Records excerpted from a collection
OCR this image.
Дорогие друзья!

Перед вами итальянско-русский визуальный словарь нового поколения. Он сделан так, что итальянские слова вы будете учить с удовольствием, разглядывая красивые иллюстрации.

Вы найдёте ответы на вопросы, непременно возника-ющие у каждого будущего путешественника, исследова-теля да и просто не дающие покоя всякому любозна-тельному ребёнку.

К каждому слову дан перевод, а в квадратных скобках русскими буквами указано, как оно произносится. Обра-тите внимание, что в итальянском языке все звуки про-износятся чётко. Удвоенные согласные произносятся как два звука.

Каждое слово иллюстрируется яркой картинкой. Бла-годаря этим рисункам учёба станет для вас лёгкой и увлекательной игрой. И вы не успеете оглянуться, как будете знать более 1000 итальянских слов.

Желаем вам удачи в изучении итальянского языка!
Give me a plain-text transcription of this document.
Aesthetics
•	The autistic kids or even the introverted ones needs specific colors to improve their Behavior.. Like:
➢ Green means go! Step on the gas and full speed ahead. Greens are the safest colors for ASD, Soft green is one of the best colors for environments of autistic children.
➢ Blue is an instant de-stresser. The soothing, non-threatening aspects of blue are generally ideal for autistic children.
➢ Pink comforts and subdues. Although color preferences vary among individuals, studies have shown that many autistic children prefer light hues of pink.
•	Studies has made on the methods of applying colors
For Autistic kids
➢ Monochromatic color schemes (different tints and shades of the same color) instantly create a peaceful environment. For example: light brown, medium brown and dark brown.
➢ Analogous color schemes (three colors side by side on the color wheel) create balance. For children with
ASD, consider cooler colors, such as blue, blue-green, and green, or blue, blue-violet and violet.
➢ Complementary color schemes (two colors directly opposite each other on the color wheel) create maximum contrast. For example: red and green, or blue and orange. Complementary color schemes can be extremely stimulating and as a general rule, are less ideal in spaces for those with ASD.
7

* * *

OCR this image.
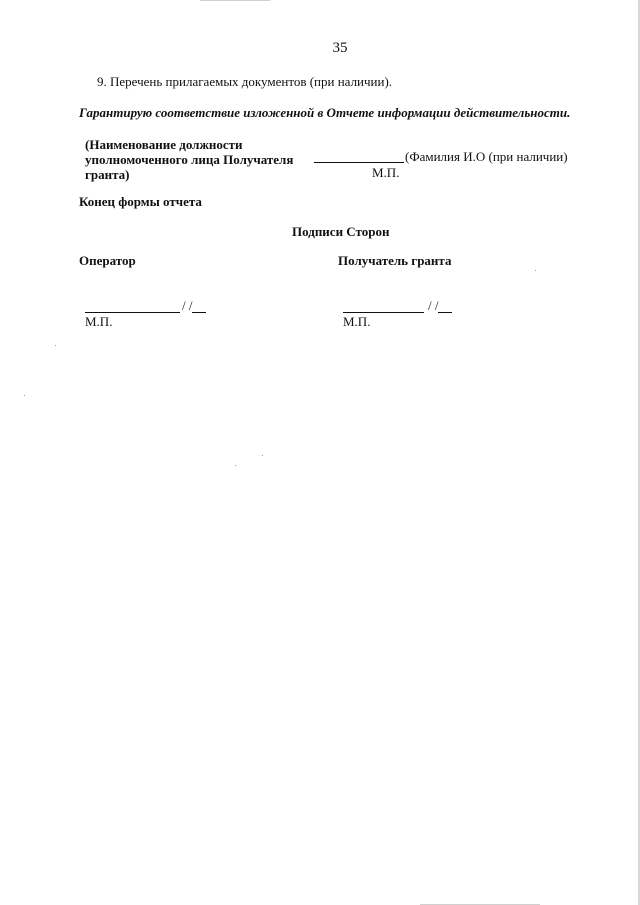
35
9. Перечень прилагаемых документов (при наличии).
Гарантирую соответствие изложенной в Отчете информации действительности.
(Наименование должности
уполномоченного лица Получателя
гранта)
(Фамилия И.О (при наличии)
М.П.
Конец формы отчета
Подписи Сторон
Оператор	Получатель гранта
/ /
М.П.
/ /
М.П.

==

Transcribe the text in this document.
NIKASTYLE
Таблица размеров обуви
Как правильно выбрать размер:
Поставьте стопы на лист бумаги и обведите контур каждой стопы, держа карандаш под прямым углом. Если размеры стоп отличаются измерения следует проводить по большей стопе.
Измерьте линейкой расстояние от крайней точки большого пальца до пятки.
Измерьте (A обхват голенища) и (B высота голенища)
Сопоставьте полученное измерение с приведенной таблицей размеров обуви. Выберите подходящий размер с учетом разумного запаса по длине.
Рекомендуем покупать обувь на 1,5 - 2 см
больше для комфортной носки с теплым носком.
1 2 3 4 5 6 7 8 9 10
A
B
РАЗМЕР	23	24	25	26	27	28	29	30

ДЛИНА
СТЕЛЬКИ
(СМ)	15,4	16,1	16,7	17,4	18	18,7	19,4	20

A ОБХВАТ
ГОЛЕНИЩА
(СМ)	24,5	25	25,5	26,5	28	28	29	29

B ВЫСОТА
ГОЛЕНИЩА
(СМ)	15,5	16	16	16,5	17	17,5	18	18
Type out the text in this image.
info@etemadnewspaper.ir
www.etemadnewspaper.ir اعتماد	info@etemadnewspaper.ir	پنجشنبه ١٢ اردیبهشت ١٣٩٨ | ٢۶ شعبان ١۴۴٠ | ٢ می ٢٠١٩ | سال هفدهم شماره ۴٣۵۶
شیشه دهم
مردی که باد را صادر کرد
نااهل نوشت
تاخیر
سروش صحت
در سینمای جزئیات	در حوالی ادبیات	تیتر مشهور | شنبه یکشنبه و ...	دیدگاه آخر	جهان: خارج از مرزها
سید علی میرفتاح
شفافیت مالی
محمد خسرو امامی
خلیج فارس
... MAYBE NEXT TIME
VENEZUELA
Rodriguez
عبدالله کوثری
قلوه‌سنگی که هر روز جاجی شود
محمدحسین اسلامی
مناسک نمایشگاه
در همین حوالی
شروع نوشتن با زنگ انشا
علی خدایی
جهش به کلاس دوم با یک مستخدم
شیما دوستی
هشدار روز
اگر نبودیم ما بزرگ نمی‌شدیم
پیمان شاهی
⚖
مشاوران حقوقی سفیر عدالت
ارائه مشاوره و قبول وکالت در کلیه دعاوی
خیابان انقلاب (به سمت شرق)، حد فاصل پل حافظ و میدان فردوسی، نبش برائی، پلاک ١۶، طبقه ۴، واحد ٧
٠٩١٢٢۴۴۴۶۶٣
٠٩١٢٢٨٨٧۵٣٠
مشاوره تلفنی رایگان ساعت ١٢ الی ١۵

WHAT IS REQUIRED:
Above are several records. Count the lines among them that contain "ideal" and give only the total.

TASK RESPONSE:
2